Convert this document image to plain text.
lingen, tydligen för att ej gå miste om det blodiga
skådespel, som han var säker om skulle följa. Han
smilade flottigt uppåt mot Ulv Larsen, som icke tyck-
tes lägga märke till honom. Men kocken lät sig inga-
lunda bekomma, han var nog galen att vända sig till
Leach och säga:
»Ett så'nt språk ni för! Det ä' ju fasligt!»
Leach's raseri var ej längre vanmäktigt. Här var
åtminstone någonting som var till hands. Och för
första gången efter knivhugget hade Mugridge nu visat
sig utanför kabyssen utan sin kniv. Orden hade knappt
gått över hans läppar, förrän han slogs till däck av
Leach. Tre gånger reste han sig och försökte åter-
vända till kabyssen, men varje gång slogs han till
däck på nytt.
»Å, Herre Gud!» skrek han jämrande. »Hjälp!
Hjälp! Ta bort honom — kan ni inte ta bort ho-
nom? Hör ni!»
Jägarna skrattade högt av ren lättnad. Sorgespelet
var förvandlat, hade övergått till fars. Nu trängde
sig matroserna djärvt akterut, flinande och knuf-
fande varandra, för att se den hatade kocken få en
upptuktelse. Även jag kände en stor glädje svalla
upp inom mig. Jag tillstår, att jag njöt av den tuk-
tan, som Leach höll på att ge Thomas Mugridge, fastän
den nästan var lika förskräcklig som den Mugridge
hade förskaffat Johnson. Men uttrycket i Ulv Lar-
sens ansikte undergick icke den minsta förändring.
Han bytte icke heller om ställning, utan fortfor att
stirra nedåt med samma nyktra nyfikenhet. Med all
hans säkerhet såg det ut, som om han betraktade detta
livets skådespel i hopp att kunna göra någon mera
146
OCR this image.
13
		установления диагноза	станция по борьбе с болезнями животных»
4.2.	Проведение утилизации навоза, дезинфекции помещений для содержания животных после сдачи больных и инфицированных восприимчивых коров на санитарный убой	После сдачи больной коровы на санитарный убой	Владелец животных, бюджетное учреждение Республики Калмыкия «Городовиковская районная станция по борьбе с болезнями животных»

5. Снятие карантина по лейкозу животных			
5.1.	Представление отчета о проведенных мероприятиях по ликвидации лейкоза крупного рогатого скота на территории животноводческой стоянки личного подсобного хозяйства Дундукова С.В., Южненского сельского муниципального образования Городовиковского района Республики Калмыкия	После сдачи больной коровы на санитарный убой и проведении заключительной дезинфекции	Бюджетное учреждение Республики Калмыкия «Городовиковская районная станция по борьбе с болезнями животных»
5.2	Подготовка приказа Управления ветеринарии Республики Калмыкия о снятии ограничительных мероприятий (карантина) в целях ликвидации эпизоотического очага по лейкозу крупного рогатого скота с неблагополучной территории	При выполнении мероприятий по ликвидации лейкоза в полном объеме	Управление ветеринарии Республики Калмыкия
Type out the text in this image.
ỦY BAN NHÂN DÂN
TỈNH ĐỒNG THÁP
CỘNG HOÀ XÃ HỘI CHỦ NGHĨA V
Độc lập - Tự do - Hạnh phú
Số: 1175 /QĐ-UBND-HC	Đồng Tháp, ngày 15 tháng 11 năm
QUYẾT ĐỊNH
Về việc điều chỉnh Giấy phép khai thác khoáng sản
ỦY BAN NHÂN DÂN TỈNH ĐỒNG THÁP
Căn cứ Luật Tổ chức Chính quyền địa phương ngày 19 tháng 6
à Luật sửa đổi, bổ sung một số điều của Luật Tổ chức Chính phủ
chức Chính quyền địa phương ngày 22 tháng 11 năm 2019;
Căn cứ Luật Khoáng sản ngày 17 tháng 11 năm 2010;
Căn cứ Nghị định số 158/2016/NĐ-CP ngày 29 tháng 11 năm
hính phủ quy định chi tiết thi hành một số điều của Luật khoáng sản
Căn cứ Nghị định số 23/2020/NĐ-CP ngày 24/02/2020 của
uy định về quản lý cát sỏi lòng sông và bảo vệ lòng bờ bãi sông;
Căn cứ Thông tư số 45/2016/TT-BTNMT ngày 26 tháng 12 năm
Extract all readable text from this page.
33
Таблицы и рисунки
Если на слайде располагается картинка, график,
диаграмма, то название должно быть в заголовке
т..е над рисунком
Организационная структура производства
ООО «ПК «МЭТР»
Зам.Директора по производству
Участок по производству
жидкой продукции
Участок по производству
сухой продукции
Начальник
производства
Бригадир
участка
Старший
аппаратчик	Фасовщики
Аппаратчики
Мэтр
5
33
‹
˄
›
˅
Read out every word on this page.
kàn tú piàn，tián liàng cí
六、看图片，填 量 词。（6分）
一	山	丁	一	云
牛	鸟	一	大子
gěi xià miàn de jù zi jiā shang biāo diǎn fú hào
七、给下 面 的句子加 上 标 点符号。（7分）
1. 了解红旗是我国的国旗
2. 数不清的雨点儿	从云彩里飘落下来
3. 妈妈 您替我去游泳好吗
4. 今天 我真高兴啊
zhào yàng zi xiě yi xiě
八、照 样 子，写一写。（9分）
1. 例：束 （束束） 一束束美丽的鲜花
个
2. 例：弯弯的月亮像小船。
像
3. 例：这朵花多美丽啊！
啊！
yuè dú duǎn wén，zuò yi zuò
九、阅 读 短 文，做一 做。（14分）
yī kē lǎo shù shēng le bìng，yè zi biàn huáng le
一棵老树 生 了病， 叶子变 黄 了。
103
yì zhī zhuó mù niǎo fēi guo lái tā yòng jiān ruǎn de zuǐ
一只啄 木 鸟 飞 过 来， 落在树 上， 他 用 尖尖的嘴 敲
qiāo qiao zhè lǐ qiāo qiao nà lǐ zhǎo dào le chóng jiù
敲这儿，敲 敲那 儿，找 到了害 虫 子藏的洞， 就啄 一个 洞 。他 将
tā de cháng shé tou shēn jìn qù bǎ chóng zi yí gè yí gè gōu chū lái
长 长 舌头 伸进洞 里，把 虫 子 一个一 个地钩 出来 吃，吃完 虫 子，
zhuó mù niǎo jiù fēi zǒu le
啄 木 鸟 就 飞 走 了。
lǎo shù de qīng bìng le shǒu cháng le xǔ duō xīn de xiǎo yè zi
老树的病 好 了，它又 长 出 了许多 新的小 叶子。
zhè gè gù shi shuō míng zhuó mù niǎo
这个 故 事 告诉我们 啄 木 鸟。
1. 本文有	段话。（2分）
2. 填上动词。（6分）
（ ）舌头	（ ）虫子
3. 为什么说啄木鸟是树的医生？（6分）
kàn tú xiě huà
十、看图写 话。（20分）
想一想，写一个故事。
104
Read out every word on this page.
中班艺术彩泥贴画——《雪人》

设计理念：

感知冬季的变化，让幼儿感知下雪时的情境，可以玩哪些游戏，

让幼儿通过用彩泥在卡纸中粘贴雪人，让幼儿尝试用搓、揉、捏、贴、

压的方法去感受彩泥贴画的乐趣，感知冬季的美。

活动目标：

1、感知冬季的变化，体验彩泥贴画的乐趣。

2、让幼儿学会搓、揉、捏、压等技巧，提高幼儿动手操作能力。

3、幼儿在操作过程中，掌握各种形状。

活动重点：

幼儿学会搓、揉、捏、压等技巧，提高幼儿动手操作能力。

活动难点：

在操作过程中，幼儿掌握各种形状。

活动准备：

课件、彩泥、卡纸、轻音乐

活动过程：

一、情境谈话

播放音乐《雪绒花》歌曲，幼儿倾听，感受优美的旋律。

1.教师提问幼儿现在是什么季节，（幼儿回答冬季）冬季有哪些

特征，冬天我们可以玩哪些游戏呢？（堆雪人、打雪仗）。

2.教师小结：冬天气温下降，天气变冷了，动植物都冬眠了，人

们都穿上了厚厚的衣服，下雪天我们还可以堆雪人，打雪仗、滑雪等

═══

Directions for this task ▸ Filter the listing above by the word "hans"; copy each line that passes.

Written answer ▸
gått över hans läppar, förrän han slogs till däck av
hans säkerhet såg det ut, som om han betraktade detta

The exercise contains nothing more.